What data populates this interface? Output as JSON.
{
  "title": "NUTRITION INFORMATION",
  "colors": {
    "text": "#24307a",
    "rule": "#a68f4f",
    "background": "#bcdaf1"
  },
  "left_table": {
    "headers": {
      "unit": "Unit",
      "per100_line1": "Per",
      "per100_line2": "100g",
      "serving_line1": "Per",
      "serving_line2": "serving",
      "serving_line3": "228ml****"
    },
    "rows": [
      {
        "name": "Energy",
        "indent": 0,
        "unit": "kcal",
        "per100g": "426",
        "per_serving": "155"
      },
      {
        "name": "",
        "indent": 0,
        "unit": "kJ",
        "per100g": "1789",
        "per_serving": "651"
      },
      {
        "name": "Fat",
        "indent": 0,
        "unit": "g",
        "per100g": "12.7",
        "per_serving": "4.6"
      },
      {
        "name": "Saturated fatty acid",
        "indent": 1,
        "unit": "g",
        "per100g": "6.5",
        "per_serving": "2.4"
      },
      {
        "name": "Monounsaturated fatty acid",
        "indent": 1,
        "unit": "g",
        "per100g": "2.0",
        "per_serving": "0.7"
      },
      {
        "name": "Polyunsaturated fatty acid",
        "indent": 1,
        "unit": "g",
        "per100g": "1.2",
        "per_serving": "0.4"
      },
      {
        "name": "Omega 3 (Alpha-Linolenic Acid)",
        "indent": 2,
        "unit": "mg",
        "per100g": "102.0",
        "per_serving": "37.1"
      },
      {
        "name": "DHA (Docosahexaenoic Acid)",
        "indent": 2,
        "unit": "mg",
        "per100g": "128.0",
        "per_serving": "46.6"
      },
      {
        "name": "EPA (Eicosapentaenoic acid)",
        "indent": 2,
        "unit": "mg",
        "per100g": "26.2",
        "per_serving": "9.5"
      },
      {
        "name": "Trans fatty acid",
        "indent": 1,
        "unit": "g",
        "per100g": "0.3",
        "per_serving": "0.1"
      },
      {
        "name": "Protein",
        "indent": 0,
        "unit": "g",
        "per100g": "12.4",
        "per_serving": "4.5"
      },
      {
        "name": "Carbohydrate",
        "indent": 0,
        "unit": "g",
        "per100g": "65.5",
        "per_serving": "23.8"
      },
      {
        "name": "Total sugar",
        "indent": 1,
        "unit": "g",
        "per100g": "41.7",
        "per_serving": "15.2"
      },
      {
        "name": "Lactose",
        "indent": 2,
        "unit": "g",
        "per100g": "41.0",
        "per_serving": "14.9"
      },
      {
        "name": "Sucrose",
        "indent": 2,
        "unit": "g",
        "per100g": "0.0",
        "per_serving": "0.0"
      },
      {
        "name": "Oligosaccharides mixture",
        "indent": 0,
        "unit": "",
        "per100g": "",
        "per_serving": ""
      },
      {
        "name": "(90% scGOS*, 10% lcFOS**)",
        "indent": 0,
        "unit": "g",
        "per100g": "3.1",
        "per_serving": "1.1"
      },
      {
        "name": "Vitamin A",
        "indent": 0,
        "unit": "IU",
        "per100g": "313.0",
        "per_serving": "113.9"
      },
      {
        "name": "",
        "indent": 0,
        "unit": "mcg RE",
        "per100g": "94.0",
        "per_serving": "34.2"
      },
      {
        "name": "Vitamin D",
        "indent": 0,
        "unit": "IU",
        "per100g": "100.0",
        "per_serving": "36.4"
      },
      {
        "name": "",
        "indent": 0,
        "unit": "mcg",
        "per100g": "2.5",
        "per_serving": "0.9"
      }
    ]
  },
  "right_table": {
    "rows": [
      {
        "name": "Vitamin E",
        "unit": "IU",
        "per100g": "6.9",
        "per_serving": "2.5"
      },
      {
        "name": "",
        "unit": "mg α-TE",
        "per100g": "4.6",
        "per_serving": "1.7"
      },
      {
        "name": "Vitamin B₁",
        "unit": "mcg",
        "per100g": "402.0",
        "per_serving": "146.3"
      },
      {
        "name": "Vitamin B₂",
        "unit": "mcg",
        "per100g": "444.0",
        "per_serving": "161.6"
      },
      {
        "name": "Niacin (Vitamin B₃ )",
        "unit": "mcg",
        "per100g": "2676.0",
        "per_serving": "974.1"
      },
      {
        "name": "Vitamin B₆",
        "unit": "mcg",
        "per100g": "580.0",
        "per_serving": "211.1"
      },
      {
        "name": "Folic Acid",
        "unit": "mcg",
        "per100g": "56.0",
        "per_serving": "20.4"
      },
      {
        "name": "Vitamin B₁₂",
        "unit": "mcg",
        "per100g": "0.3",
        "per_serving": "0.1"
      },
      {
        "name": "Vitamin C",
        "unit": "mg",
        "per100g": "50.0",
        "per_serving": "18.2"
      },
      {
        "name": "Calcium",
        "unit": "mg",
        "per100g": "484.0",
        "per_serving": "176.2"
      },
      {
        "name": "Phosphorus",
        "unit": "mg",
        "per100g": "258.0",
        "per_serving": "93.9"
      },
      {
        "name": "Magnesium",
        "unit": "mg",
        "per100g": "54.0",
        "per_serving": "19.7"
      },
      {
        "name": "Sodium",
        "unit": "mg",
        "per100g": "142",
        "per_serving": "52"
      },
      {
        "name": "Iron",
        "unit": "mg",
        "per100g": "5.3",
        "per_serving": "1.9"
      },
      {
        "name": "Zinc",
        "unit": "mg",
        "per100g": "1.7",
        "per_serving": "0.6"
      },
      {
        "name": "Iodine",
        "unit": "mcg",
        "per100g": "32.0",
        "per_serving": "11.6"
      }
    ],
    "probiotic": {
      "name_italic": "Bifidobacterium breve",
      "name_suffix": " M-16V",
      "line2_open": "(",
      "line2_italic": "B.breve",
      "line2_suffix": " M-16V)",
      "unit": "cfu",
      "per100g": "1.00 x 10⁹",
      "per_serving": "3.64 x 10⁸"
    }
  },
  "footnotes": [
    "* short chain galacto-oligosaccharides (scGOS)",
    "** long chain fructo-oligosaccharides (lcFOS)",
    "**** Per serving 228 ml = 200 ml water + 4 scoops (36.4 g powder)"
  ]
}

- - - -

How many of the lines in the records include the word "chain"? Only the number should be given.

#### Response to the task:
2